[start The data]

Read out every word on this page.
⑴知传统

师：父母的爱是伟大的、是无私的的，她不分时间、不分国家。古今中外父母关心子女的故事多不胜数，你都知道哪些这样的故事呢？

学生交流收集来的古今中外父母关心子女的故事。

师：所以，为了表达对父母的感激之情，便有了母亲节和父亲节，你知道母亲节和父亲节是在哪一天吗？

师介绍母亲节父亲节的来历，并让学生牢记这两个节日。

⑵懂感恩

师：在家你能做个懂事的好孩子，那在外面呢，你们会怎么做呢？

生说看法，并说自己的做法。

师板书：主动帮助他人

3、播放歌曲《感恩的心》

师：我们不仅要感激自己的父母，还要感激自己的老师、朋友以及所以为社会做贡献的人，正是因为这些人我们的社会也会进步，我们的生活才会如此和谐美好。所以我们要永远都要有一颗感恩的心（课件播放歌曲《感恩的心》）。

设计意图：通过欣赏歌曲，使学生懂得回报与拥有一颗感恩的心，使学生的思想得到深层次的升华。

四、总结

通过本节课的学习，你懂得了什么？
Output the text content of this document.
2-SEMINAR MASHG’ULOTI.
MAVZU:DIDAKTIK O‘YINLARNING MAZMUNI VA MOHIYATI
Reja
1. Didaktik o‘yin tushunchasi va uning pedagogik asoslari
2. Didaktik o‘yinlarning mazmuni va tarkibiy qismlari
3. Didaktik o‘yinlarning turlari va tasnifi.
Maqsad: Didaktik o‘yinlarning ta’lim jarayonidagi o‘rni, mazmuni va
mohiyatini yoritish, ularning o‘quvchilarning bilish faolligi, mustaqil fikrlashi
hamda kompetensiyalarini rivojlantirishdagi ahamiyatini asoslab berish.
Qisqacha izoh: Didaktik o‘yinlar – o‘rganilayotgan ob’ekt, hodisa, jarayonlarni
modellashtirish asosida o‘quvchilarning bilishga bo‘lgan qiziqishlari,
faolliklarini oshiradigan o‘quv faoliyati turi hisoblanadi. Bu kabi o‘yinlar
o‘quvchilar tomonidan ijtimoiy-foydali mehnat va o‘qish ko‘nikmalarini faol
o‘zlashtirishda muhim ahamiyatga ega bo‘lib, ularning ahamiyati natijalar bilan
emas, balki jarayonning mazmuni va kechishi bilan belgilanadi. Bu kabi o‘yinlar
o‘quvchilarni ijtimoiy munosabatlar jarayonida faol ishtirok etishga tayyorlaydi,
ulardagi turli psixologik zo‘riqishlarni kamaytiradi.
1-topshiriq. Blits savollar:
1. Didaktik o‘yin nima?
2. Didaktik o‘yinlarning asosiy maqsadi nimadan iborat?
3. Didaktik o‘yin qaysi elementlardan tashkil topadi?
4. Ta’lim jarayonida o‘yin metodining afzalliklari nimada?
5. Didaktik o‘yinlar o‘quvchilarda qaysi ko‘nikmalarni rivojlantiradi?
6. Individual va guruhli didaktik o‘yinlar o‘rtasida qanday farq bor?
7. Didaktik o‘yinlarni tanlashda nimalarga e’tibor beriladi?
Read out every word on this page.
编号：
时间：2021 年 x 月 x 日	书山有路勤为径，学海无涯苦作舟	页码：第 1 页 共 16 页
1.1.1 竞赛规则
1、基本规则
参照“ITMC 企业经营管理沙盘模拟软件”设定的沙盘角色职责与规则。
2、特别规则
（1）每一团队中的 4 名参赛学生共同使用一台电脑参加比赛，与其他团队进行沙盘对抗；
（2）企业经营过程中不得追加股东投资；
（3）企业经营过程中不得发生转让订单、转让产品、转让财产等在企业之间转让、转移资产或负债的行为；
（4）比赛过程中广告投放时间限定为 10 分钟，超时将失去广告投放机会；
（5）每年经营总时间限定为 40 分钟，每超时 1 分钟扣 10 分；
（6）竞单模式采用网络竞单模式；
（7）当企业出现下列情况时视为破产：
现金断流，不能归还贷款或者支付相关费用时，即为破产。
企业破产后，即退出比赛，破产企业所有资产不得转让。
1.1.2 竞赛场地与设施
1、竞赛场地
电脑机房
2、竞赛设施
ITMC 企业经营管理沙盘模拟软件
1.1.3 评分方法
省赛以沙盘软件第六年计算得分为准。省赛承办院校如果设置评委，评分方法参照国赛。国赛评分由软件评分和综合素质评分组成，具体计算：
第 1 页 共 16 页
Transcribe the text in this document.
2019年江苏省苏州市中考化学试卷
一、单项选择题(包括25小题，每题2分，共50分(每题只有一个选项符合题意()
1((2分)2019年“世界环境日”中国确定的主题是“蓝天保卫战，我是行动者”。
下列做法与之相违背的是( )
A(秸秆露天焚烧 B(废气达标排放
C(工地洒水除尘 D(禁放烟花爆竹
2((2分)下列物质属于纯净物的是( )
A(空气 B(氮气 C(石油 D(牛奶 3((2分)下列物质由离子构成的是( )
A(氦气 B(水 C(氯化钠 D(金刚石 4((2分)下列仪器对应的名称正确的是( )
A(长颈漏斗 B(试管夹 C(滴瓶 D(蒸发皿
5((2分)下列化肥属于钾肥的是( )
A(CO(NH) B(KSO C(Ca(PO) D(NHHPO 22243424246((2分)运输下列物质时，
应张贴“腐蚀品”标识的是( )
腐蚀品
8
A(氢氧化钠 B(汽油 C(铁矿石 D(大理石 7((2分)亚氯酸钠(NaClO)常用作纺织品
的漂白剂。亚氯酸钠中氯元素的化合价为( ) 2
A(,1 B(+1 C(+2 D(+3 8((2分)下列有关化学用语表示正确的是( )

[end The data]

• _Your objective_
Retype all of the data shown above, word for word.

• _Reply to the task_
Read out every word on this page.
⑴知传统

师：父母的爱是伟大的、是无私的的，她不分时间、不分国家。古今中外父母关心子女的故事多不胜数，你都知道哪些这样的故事呢？

学生交流收集来的古今中外父母关心子女的故事。

师：所以，为了表达对父母的感激之情，便有了母亲节和父亲节，你知道母亲节和父亲节是在哪一天吗？

师介绍母亲节父亲节的来历，并让学生牢记这两个节日。

⑵懂感恩

师：在家你能做个懂事的好孩子，那在外面呢，你们会怎么做呢？

生说看法，并说自己的做法。

师板书：主动帮助他人

3、播放歌曲《感恩的心》

师：我们不仅要感激自己的父母，还要感激自己的老师、朋友以及所以为社会做贡献的人，正是因为这些人我们的社会也会进步，我们的生活才会如此和谐美好。所以我们要永远都要有一颗感恩的心（课件播放歌曲《感恩的心》）。

设计意图：通过欣赏歌曲，使学生懂得回报与拥有一颗感恩的心，使学生的思想得到深层次的升华。

四、总结

通过本节课的学习，你懂得了什么？
Output the text content of this document.
2-SEMINAR MASHG’ULOTI.
MAVZU:DIDAKTIK O‘YINLARNING MAZMUNI VA MOHIYATI
Reja
1. Didaktik o‘yin tushunchasi va uning pedagogik asoslari
2. Didaktik o‘yinlarning mazmuni va tarkibiy qismlari
3. Didaktik o‘yinlarning turlari va tasnifi.
Maqsad: Didaktik o‘yinlarning ta’lim jarayonidagi o‘rni, mazmuni va
mohiyatini yoritish, ularning o‘quvchilarning bilish faolligi, mustaqil fikrlashi
hamda kompetensiyalarini rivojlantirishdagi ahamiyatini asoslab berish.
Qisqacha izoh: Didaktik o‘yinlar – o‘rganilayotgan ob’ekt, hodisa, jarayonlarni
modellashtirish asosida o‘quvchilarning bilishga bo‘lgan qiziqishlari,
faolliklarini oshiradigan o‘quv faoliyati turi hisoblanadi. Bu kabi o‘yinlar
o‘quvchilar tomonidan ijtimoiy-foydali mehnat va o‘qish ko‘nikmalarini faol
o‘zlashtirishda muhim ahamiyatga ega bo‘lib, ularning ahamiyati natijalar bilan
emas, balki jarayonning mazmuni va kechishi bilan belgilanadi. Bu kabi o‘yinlar
o‘quvchilarni ijtimoiy munosabatlar jarayonida faol ishtirok etishga tayyorlaydi,
ulardagi turli psixologik zo‘riqishlarni kamaytiradi.
1-topshiriq. Blits savollar:
1. Didaktik o‘yin nima?
2. Didaktik o‘yinlarning asosiy maqsadi nimadan iborat?
3. Didaktik o‘yin qaysi elementlardan tashkil topadi?
4. Ta’lim jarayonida o‘yin metodining afzalliklari nimada?
5. Didaktik o‘yinlar o‘quvchilarda qaysi ko‘nikmalarni rivojlantiradi?
6. Individual va guruhli didaktik o‘yinlar o‘rtasida qanday farq bor?
7. Didaktik o‘yinlarni tanlashda nimalarga e’tibor beriladi?
Read out every word on this page.
编号：
时间：2021 年 x 月 x 日	书山有路勤为径，学海无涯苦作舟	页码：第 1 页 共 16 页
1.1.1 竞赛规则
1、基本规则
参照“ITMC 企业经营管理沙盘模拟软件”设定的沙盘角色职责与规则。
2、特别规则
（1）每一团队中的 4 名参赛学生共同使用一台电脑参加比赛，与其他团队进行沙盘对抗；
（2）企业经营过程中不得追加股东投资；
（3）企业经营过程中不得发生转让订单、转让产品、转让财产等在企业之间转让、转移资产或负债的行为；
（4）比赛过程中广告投放时间限定为 10 分钟，超时将失去广告投放机会；
（5）每年经营总时间限定为 40 分钟，每超时 1 分钟扣 10 分；
（6）竞单模式采用网络竞单模式；
（7）当企业出现下列情况时视为破产：
现金断流，不能归还贷款或者支付相关费用时，即为破产。
企业破产后，即退出比赛，破产企业所有资产不得转让。
1.1.2 竞赛场地与设施
1、竞赛场地
电脑机房
2、竞赛设施
ITMC 企业经营管理沙盘模拟软件
1.1.3 评分方法
省赛以沙盘软件第六年计算得分为准。省赛承办院校如果设置评委，评分方法参照国赛。国赛评分由软件评分和综合素质评分组成，具体计算：
第 1 页 共 16 页
Transcribe the text in this document.
2019年江苏省苏州市中考化学试卷
一、单项选择题(包括25小题，每题2分，共50分(每题只有一个选项符合题意()
1((2分)2019年“世界环境日”中国确定的主题是“蓝天保卫战，我是行动者”。
下列做法与之相违背的是( )
A(秸秆露天焚烧 B(废气达标排放
C(工地洒水除尘 D(禁放烟花爆竹
2((2分)下列物质属于纯净物的是( )
A(空气 B(氮气 C(石油 D(牛奶 3((2分)下列物质由离子构成的是( )
A(氦气 B(水 C(氯化钠 D(金刚石 4((2分)下列仪器对应的名称正确的是( )
A(长颈漏斗 B(试管夹 C(滴瓶 D(蒸发皿
5((2分)下列化肥属于钾肥的是( )
A(CO(NH) B(KSO C(Ca(PO) D(NHHPO 22243424246((2分)运输下列物质时，
应张贴“腐蚀品”标识的是( )
腐蚀品
8
A(氢氧化钠 B(汽油 C(铁矿石 D(大理石 7((2分)亚氯酸钠(NaClO)常用作纺织品
的漂白剂。亚氯酸钠中氯元素的化合价为( ) 2
A(,1 B(+1 C(+2 D(+3 8((2分)下列有关化学用语表示正确的是( )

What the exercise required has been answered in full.